Given request :: Take the entries below and reproduce them word for word.

(Stored records)
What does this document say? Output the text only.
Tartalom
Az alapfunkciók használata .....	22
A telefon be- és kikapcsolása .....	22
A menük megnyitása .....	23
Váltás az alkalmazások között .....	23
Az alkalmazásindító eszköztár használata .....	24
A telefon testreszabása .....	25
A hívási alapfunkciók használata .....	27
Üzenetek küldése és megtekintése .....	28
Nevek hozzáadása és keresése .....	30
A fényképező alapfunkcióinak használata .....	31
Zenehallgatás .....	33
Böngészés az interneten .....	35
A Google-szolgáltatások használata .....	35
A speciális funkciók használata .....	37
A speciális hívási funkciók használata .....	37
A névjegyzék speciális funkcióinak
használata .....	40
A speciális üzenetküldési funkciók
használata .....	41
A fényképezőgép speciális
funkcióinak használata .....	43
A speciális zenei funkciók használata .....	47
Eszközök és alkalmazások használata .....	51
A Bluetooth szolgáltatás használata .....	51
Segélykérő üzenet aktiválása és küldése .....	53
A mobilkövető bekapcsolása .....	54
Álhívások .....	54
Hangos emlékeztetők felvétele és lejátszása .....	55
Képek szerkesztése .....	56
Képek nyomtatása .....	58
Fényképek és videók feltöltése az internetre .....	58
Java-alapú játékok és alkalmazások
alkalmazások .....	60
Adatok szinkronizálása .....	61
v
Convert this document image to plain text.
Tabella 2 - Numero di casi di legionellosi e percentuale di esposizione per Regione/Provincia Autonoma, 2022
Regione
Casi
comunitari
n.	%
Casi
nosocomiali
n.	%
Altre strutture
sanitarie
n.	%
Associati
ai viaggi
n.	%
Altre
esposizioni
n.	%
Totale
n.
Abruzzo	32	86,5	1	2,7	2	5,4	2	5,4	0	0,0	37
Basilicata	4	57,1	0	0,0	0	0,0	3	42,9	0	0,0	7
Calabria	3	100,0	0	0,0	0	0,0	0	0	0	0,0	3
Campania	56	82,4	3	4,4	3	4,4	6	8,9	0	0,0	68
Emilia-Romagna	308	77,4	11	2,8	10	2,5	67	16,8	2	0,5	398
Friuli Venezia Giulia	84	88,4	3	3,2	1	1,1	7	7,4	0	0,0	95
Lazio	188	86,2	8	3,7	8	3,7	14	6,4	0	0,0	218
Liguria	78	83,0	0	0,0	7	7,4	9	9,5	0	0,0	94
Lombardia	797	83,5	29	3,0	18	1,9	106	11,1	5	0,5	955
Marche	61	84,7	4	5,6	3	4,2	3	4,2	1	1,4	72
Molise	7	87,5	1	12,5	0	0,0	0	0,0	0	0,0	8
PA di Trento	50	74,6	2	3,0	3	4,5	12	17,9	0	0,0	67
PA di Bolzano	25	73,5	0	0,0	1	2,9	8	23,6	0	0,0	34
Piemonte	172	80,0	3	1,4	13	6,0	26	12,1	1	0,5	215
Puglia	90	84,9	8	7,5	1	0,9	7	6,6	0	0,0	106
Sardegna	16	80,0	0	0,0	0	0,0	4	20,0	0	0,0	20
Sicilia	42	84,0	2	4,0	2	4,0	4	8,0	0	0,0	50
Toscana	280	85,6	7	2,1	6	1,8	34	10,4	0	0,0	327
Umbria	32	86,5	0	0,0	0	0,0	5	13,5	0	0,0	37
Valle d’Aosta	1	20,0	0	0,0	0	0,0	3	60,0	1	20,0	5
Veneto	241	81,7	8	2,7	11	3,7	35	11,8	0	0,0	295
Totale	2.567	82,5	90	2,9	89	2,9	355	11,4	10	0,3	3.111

Task solution ::
What does this document say? Output the text only.
Tartalom
Az alapfunkciók használata .....	22
A telefon be- és kikapcsolása .....	22
A menük megnyitása .....	23
Váltás az alkalmazások között .....	23
Az alkalmazásindító eszköztár használata .....	24
A telefon testreszabása .....	25
A hívási alapfunkciók használata .....	27
Üzenetek küldése és megtekintése .....	28
Nevek hozzáadása és keresése .....	30
A fényképező alapfunkcióinak használata .....	31
Zenehallgatás .....	33
Böngészés az interneten .....	35
A Google-szolgáltatások használata .....	35
A speciális funkciók használata .....	37
A speciális hívási funkciók használata .....	37
A névjegyzék speciális funkcióinak
használata .....	40
A speciális üzenetküldési funkciók
használata .....	41
A fényképezőgép speciális
funkcióinak használata .....	43
A speciális zenei funkciók használata .....	47
Eszközök és alkalmazások használata .....	51
A Bluetooth szolgáltatás használata .....	51
Segélykérő üzenet aktiválása és küldése .....	53
A mobilkövető bekapcsolása .....	54
Álhívások .....	54
Hangos emlékeztetők felvétele és lejátszása .....	55
Képek szerkesztése .....	56
Képek nyomtatása .....	58
Fényképek és videók feltöltése az internetre .....	58
Java-alapú játékok és alkalmazások
alkalmazások .....	60
Adatok szinkronizálása .....	61
v
Convert this document image to plain text.
Tabella 2 - Numero di casi di legionellosi e percentuale di esposizione per Regione/Provincia Autonoma, 2022
Regione
Casi
comunitari
n.	%
Casi
nosocomiali
n.	%
Altre strutture
sanitarie
n.	%
Associati
ai viaggi
n.	%
Altre
esposizioni
n.	%
Totale
n.
Abruzzo	32	86,5	1	2,7	2	5,4	2	5,4	0	0,0	37
Basilicata	4	57,1	0	0,0	0	0,0	3	42,9	0	0,0	7
Calabria	3	100,0	0	0,0	0	0,0	0	0	0	0,0	3
Campania	56	82,4	3	4,4	3	4,4	6	8,9	0	0,0	68
Emilia-Romagna	308	77,4	11	2,8	10	2,5	67	16,8	2	0,5	398
Friuli Venezia Giulia	84	88,4	3	3,2	1	1,1	7	7,4	0	0,0	95
Lazio	188	86,2	8	3,7	8	3,7	14	6,4	0	0,0	218
Liguria	78	83,0	0	0,0	7	7,4	9	9,5	0	0,0	94
Lombardia	797	83,5	29	3,0	18	1,9	106	11,1	5	0,5	955
Marche	61	84,7	4	5,6	3	4,2	3	4,2	1	1,4	72
Molise	7	87,5	1	12,5	0	0,0	0	0,0	0	0,0	8
PA di Trento	50	74,6	2	3,0	3	4,5	12	17,9	0	0,0	67
PA di Bolzano	25	73,5	0	0,0	1	2,9	8	23,6	0	0,0	34
Piemonte	172	80,0	3	1,4	13	6,0	26	12,1	1	0,5	215
Puglia	90	84,9	8	7,5	1	0,9	7	6,6	0	0,0	106
Sardegna	16	80,0	0	0,0	0	0,0	4	20,0	0	0,0	20
Sicilia	42	84,0	2	4,0	2	4,0	4	8,0	0	0,0	50
Toscana	280	85,6	7	2,1	6	1,8	34	10,4	0	0,0	327
Umbria	32	86,5	0	0,0	0	0,0	5	13,5	0	0,0	37
Valle d’Aosta	1	20,0	0	0,0	0	0,0	3	60,0	1	20,0	5
Veneto	241	81,7	8	2,7	11	3,7	35	11,8	0	0,0	295
Totale	2.567	82,5	90	2,9	89	2,9	355	11,4	10	0,3	3.111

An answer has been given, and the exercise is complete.